Report each line of the entries that contains the word "matrix", copied in full.

Figure collection entries
· · · · · · ·
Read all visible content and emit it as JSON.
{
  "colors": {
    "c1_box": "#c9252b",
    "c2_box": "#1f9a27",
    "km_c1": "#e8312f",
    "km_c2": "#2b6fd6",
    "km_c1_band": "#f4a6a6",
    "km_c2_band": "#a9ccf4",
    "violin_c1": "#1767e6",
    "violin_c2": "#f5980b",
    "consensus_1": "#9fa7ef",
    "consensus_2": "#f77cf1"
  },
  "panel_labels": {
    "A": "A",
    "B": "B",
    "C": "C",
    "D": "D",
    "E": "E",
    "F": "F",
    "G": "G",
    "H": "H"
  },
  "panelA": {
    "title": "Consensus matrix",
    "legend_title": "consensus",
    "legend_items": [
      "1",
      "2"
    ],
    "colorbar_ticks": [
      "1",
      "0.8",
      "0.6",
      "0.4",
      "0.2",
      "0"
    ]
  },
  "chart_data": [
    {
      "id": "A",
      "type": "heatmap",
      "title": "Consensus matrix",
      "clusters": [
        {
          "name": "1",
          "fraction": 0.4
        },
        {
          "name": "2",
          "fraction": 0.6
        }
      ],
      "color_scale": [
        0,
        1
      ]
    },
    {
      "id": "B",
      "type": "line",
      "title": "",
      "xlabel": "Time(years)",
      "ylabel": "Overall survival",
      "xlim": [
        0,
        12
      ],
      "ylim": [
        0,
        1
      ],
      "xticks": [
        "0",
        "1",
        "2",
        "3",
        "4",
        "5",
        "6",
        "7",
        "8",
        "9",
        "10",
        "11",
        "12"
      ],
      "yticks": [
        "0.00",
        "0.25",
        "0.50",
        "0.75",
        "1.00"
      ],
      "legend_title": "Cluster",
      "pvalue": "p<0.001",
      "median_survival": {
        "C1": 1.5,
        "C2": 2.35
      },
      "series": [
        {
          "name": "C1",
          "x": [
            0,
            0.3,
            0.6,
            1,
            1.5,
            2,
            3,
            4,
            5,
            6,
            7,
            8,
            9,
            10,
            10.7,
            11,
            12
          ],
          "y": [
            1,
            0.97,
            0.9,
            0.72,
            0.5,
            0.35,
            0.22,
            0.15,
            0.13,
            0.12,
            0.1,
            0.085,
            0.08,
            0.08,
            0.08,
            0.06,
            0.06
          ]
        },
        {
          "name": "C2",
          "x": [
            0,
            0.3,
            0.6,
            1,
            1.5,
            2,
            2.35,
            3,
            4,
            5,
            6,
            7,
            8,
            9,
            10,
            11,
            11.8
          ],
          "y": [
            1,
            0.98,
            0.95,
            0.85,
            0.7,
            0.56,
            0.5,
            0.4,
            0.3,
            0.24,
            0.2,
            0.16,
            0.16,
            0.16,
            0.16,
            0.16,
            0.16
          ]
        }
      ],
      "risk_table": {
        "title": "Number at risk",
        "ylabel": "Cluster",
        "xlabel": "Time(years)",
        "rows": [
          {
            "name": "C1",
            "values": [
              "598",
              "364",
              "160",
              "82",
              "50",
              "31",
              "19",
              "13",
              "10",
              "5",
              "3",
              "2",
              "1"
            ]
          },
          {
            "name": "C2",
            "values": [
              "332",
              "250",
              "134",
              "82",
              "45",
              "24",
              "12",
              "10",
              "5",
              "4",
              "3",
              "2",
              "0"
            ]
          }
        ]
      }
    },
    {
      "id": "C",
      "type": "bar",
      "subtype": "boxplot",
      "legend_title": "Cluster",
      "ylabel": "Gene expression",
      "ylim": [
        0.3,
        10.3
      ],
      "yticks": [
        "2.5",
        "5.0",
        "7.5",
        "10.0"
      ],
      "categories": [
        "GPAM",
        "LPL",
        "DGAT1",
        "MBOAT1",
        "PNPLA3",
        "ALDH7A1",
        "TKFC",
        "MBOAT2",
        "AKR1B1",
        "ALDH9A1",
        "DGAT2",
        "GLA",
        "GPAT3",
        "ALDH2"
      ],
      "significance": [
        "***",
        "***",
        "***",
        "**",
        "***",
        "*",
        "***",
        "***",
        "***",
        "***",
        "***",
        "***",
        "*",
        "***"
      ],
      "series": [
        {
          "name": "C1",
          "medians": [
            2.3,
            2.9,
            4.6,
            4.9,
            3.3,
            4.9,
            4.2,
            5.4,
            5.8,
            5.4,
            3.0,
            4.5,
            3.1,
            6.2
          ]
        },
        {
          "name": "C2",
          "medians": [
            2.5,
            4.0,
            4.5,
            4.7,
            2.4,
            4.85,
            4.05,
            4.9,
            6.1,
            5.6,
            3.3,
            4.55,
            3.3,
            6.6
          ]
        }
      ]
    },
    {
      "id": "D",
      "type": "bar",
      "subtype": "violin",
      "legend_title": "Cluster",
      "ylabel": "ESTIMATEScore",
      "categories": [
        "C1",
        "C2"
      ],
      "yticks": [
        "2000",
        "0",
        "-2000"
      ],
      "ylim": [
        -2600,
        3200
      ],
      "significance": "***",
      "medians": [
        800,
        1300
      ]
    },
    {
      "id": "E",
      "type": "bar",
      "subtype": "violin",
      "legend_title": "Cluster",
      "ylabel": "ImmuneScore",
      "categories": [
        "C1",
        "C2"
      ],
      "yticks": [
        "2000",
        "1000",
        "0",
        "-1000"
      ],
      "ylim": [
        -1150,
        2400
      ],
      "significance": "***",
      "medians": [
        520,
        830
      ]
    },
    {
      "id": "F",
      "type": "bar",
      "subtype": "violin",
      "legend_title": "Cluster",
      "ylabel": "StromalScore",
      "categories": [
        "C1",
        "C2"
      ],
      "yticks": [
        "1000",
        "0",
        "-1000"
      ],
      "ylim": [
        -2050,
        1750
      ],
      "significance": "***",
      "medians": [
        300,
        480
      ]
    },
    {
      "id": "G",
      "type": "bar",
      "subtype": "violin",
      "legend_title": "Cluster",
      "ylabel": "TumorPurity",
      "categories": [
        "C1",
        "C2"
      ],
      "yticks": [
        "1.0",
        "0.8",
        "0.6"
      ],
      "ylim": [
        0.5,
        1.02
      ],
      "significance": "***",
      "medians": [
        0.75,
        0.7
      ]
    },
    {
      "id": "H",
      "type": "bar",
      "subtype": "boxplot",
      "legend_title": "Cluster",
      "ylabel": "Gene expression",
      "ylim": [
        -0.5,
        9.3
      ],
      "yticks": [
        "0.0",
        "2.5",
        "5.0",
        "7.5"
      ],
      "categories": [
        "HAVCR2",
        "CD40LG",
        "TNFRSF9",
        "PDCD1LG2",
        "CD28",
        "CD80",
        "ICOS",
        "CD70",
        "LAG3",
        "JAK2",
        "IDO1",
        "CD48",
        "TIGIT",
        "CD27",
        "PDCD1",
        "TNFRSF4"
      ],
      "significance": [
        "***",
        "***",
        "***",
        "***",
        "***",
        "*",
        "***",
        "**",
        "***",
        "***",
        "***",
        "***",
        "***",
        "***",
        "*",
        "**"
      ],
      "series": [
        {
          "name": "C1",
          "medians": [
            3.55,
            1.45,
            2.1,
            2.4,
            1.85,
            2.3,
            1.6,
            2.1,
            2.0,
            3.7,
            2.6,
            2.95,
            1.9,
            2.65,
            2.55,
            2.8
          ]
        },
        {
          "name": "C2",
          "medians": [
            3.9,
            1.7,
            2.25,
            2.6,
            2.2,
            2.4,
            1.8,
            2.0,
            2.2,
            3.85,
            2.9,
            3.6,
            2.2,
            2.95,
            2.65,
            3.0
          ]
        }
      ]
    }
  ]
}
· · · · · · ·
Response to this task:
    "title": "Consensus matrix",
      "title": "Consensus matrix",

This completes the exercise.